Rewrite the patent summary starting with "In an exemplary" and going on through "and preferably both.", substituting "illustrative" for "exemplary".

*Text*:
%%

Improved or alternative apparatus and method are desired for providing reduced- or no-contention operation while operating in the DCF mode described above.

SUMMARY OF THE INVENTION

A method for broadcasting information, in particular audio/video program data, comprises the steps of procuring sequential frames of the information to be broadcast, and coupling the sequential frames of the information to a medium. In an advantageous mode of the method, the medium includes a frequency channel of a wireless local area network. The transmission system comprises an access point of a local area network conforming to communication standards promulgated by a standards body. The information is transmitted to a coverage region over a dedicated medium. The medium is shared, and access to the medium is based on carrier sense multiple access. The information is received at a user terminal located in the coverage region and compliant with the communication standards. As a result, during intervals in which the length of time between transmitted frames exceeds a predetermined time period, such as an Inter-Frame Space pursuant to the communication standards, the user terminal are permitted to attempt to gain control of the channel. Frames are continuously broadcast from the access point and on the channel, with the transmission of the frames having inter-frame times, which are shorter than the Inter-Frame Spacing pursuant to the communication standards. This inhibits the user terminal from attempting to gain control of the channel medium, thereby allowing the broadcast of the information takes place without contention for control of the channel. This method is particularly advantageous when transmitting audio/video program information in which the information must be transmitted at a particular rate without interruptions.

A method for broadcasting information according to an aspect of the invention includes the steps of procuring sequential frames of the information and coupling the information to a transmission system comprising an access point of a wireless local area network conforming to communication standards promulgated by a standards body. The information is transmitted to a coverage region over a dedicated frequency band channel of the access point. The medium is shared, and access to the medium is based on carrier sense multiple access. The information is received over the dedicated channel at a user terminal, also compliant with the communication standards, and which is located in the coverage region. As a result, the user terminal may attempt to gain control of the channel during intervals in which the length of time between transmitted frames of information exceeds an Inter-Frame Space according to the communication standards. Frames are continuously transmitted from the at least one access point, and on the channel, with inter-frame gaps which are shorter than the Inter-Frame Space according to the communication standards, whereby the user terminal is inhibited from attempting to gain control of the channel and broadcasting of the information occurs without contention for control of the channel.

In an exemplary embodiment of the method, the frames are transmitted by an access point operating in the DCF mode according to the IEEE 802.11 standards and the step of continuously transmitting frames includes the step of transmitting the frames with temporal spacing which is one of (a) Short Inter-Frame Space (SFIS) and (b) Point Inter-Frame Space (PIFS) as set forth in IEEE 802.11 communication standards. The step of procuring information may include procuring at least one of audio and video information, and preferably both.

%%

(Bounding box annotations)
%%

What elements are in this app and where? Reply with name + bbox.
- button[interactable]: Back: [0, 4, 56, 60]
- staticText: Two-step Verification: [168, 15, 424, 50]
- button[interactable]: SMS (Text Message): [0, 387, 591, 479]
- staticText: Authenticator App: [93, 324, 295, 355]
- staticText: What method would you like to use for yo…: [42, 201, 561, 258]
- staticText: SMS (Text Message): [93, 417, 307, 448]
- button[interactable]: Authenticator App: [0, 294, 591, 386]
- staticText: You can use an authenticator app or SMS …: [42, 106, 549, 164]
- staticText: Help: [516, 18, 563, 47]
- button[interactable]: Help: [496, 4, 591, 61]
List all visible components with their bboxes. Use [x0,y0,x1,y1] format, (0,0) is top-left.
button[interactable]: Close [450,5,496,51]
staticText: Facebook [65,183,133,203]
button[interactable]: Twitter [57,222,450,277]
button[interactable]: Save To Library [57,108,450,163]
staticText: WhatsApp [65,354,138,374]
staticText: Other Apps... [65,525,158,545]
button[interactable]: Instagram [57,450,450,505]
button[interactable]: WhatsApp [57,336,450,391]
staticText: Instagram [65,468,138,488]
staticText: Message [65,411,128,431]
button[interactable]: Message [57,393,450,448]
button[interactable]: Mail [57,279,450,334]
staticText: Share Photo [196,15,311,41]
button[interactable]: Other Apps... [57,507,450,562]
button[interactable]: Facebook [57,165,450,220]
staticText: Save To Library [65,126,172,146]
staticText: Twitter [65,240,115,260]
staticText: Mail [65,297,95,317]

%%

*Answer to this exercise*:
In an illustrative embodiment of the method, the frames are transmitted by an access point operating in the DCF mode according to the IEEE 802.11 standards and the step of continuously transmitting frames includes the step of transmitting the frames with temporal spacing which is one of (a) Short Inter-Frame Space (SFIS) and (b) Point Inter-Frame Space (PIFS) as set forth in IEEE 802.11 communication standards. The step of procuring information may include procuring at least one of audio and video information, and preferably both.